**The exercise**
Include in the output the line containing "Output a JSON" and each subsequent line of the records, through the end, transcribed exactly. Add nothing else.

A block of data:
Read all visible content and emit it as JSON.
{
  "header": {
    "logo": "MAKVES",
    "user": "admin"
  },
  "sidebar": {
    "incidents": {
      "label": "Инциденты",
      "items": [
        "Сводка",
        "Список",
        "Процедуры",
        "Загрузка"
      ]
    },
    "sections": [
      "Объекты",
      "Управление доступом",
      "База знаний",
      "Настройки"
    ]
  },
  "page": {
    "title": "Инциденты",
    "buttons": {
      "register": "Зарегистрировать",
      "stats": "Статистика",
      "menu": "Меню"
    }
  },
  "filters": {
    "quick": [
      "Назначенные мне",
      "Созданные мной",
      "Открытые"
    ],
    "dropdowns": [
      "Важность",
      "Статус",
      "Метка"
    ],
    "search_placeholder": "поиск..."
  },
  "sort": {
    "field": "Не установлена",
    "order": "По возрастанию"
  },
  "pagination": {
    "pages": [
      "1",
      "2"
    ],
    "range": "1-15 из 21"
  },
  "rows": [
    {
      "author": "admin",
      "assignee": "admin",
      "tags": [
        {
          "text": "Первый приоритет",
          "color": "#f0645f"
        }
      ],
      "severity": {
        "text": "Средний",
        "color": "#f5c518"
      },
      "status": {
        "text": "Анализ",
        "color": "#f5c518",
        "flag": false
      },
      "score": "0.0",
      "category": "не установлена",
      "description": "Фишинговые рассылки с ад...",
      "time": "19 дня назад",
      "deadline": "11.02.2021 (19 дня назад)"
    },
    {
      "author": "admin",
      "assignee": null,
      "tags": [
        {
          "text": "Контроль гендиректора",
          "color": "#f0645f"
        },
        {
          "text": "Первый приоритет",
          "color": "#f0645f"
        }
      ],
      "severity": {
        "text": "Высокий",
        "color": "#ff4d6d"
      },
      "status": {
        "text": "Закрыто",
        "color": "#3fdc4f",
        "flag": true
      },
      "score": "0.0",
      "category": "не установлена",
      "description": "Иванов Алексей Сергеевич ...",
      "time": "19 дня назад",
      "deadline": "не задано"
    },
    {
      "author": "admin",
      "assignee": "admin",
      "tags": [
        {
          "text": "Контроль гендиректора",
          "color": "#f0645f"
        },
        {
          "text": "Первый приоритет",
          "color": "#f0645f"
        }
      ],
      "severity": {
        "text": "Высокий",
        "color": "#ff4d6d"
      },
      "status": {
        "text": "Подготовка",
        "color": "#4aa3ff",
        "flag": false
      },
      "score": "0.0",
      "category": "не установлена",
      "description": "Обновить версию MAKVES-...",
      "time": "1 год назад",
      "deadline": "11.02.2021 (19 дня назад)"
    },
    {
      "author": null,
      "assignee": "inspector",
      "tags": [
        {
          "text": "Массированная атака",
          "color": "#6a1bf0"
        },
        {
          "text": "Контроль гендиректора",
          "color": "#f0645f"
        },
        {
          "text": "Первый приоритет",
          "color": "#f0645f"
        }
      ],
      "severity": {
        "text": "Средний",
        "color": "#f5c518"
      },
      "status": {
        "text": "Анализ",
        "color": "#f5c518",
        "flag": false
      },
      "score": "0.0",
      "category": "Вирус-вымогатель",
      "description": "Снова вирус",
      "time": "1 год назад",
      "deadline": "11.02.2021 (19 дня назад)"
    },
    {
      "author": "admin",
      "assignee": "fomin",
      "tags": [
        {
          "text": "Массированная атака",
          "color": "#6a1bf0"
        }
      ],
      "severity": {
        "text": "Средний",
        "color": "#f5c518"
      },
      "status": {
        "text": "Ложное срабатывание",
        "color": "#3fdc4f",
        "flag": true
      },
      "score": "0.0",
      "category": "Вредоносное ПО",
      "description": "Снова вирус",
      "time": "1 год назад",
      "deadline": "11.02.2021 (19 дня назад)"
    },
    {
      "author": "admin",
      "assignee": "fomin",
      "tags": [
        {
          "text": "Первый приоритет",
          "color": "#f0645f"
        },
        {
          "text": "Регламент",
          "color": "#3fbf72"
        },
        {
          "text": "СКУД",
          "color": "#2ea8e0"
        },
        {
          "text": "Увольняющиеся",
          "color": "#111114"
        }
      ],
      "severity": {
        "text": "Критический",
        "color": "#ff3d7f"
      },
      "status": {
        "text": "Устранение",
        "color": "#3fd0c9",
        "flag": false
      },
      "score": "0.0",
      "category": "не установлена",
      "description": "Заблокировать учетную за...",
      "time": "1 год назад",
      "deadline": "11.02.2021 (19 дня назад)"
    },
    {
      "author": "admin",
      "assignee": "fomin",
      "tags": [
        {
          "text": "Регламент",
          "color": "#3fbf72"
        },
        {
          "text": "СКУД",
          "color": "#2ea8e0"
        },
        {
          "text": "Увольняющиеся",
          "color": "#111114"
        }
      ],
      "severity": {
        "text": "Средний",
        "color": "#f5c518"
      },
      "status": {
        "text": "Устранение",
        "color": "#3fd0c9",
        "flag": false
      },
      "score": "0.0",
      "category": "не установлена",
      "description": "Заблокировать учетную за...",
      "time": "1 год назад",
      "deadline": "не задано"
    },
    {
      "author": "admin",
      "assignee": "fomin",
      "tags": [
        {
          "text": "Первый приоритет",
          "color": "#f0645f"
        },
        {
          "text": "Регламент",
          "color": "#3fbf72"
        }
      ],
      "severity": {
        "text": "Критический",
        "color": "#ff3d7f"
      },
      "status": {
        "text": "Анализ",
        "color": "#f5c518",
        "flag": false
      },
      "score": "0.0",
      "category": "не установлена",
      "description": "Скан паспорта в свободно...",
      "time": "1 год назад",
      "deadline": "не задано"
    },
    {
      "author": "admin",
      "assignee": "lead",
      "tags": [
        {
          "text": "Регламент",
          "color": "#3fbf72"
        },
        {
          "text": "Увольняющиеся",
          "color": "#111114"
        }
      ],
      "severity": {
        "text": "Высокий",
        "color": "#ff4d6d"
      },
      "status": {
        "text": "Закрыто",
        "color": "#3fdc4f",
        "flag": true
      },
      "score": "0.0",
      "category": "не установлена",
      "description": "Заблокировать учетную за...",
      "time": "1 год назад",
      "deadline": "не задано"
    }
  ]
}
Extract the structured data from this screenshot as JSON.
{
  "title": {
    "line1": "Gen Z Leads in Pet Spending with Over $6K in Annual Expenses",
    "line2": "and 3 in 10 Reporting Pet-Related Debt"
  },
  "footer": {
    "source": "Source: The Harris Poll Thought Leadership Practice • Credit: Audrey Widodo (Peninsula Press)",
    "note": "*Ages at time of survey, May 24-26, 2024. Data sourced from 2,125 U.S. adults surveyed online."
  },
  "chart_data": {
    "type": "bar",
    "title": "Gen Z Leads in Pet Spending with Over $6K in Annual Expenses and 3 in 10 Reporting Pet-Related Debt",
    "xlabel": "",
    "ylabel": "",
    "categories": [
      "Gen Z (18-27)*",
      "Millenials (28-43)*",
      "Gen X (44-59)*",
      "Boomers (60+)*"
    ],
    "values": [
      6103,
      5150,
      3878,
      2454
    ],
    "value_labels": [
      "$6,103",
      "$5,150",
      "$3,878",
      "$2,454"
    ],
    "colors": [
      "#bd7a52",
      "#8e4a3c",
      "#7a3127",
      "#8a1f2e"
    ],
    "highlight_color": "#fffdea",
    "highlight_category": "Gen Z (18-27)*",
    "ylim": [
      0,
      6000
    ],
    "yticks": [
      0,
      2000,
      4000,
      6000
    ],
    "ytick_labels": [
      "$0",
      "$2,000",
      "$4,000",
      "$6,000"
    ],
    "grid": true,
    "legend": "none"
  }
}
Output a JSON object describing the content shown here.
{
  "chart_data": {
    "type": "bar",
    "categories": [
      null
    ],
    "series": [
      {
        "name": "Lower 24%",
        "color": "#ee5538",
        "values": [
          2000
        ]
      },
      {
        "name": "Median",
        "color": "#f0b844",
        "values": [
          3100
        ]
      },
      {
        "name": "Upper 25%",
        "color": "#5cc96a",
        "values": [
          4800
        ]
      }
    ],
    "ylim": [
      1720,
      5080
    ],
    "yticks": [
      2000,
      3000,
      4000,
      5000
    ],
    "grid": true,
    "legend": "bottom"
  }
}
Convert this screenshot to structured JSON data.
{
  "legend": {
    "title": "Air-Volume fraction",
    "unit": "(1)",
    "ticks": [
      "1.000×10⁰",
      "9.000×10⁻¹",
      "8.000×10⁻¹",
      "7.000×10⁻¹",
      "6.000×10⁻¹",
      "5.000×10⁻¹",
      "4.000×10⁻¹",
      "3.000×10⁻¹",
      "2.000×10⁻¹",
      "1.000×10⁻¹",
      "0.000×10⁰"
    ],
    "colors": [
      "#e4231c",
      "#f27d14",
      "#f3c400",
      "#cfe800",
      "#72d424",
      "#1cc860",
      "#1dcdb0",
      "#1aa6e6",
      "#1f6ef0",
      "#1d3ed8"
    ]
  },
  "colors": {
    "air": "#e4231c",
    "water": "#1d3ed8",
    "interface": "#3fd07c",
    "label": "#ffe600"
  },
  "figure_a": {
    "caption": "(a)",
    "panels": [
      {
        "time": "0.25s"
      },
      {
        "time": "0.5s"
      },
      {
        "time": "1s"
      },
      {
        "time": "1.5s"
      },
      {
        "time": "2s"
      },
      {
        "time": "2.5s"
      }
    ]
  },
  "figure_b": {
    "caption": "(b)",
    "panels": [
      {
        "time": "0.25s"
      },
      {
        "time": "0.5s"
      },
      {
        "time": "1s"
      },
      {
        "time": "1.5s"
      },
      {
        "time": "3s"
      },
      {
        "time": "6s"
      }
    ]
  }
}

**Output of the task**
Output a JSON object describing the content shown here.
{
  "chart_data": {
    "type": "bar",
    "categories": [
      null
    ],
    "series": [
      {
        "name": "Lower 24%",
        "color": "#ee5538",
        "values": [
          2000
        ]
      },
      {
        "name": "Median",
        "color": "#f0b844",
        "values": [
          3100
        ]
      },
      {
        "name": "Upper 25%",
        "color": "#5cc96a",
        "values": [
          4800
        ]
      }
    ],
    "ylim": [
      1720,
      5080
    ],
    "yticks": [
      2000,
      3000,
      4000,
      5000
    ],
    "grid": true,
    "legend": "bottom"
  }
}
Convert this screenshot to structured JSON data.
{
  "legend": {
    "title": "Air-Volume fraction",
    "unit": "(1)",
    "ticks": [
      "1.000×10⁰",
      "9.000×10⁻¹",
      "8.000×10⁻¹",
      "7.000×10⁻¹",
      "6.000×10⁻¹",
      "5.000×10⁻¹",
      "4.000×10⁻¹",
      "3.000×10⁻¹",
      "2.000×10⁻¹",
      "1.000×10⁻¹",
      "0.000×10⁰"
    ],
    "colors": [
      "#e4231c",
      "#f27d14",
      "#f3c400",
      "#cfe800",
      "#72d424",
      "#1cc860",
      "#1dcdb0",
      "#1aa6e6",
      "#1f6ef0",
      "#1d3ed8"
    ]
  },
  "colors": {
    "air": "#e4231c",
    "water": "#1d3ed8",
    "interface": "#3fd07c",
    "label": "#ffe600"
  },
  "figure_a": {
    "caption": "(a)",
    "panels": [
      {
        "time": "0.25s"
      },
      {
        "time": "0.5s"
      },
      {
        "time": "1s"
      },
      {
        "time": "1.5s"
      },
      {
        "time": "2s"
      },
      {
        "time": "2.5s"
      }
    ]
  },
  "figure_b": {
    "caption": "(b)",
    "panels": [
      {
        "time": "0.25s"
      },
      {
        "time": "0.5s"
      },
      {
        "time": "1s"
      },
      {
        "time": "1.5s"
      },
      {
        "time": "3s"
      },
      {
        "time": "6s"
      }
    ]
  }
}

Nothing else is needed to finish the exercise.